→ **EXTRAIT**
IL EST LÀ ALORS QUE LES PORTES SONT VERROUILLÉES !
Homélie du 2ème dimanche de Pâques.
Article mis en ligne le 19 avril 2020
dernière modification le 21 octobre 2020

par Thierry Piet

A l’heure où j’écris ces mots, je ne sais pas quand nous pourrons retrouver nos églises pour célébrer ensemble l’Eucharistie et communier au Corps du ressuscité.

L’Évangile de ce dimanche nous rapporte que les apôtres sont confinés, eux aussi. Ils ont peur. Ils n’osent pas sortir. Peur d’être arrêtés, mis en prison, mis à mort comme le Maître.
Les raisons pour lesquelles nous sommes confinés ne sont pas les mêmes, mais une même peur nous habite peut-être : peur d’être contaminé, d’être malade, de mourir comme beaucoup.
Et les grandes questions métaphysiques et spirituelles surgissent. Qu’est-ce que la mort ? Qu’est-ce que la vie ? Qui suis-je dans cet univers ? Un rien peut-il m’emporter ? Qu’est-ce qui est le plus important pour moi ? Quel est le nécessaire dont j’ai besoin ? Quel est le superflu qui m’encombre ? Quelle est cette soif de relations dont j’ai besoin pour exister ? Quelle est cette solitude qui s’impose, qui me fait du bien ou qui m’isole ? Quel sens donner à tout cela, c’est-à-dire quelle signification, quelle direction et quelle saveur pour ma vie, pour notre vivre ensemble, pour l’humanité tout entière ?
Et nous tournons en rond dans nos petits espaces comme nous retournons dans nos têtes toutes ces questions au point parfois de nous déstabiliser.

Faut-il passer par cette épreuve pour découvrir ce qu’est l’homme, ce à quoi je suis appelé, tous ces gestes de fraternité et de solidarité, d’entraide et de partage comme autant de gestes de survie ou de vie tout simplement ? Un monde nouveau se cherche, l’homme renouvelé est en train de naître. On le voit dans nos maisons, on l’entend dans nos radios, on le voit sur nos écrans. Comme chrétiens, nous le croyons, mais à quel prix ! Ô certes, tout n’est pas parfait, il y a de la misère, des difficultés, et nous allons en découvrir d’autres, mais nos énergies nouvelles vont, je l’espère, se déployer pour que tous nous connaissions une nouvelle façon d’habiter notre planète, de vivre avec les autres et de se connaître soi-même. Parce que Christ est ressuscité !

Les apôtres ont connu ces grandes interrogations sur leur avenir. La tentation a été pour eux de recommencer comme avant, de reprendre leur métier tout en se disant : nous avons vécu une belle aventure… avec Jésus… pour rien ! Comme leurs cœurs devaient être bouleversés, leurs espoirs déçus ! Quelle angoisse, quel tiraillement, quel désespoir !

→ **DONNÉES**
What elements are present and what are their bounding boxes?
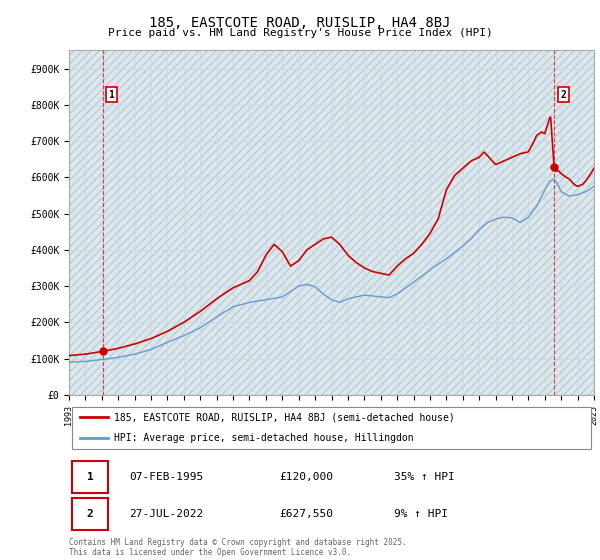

→ **CONSIGNE**
Prolongez l'homélie du 2ème dimanche de Pâques en reprenant juste après sa dernière phrase.

→ **RÉPONSE**
Et voici que Jésus se tient au milieu d’eux. Les portes verrouillées ne l’empêchent pas de venir. « La paix soit avec vous ! » leur dit-il. Imaginons un instant tout ce que le mot « paix » peut vouloir dire pour eux comme pour nous quand les inquiétudes pour demain sont aussi grandes que les efforts que nous faisons pour sortir de notre situation. La paix ! Absence de conflits comme il peut en exister quand nous vivons en vase clos. La paix ! Une sérénité dont nous avons besoin pour accueillir et vivre les événements avec courage et optimisme, discernement et espérance.
Jésus, le Ressuscité, vient nous rejoindre aujourd’hui comme il a rejoint ses amis le soir de Pâques. Et si nous doutons de sa présence, il reviendra dans huit jours. Tous les huit jours, il vient le dimanche pour nous rencontrer, et cette année, il franchit les écrans de nos télévisions à défaut de venir dans nos églises.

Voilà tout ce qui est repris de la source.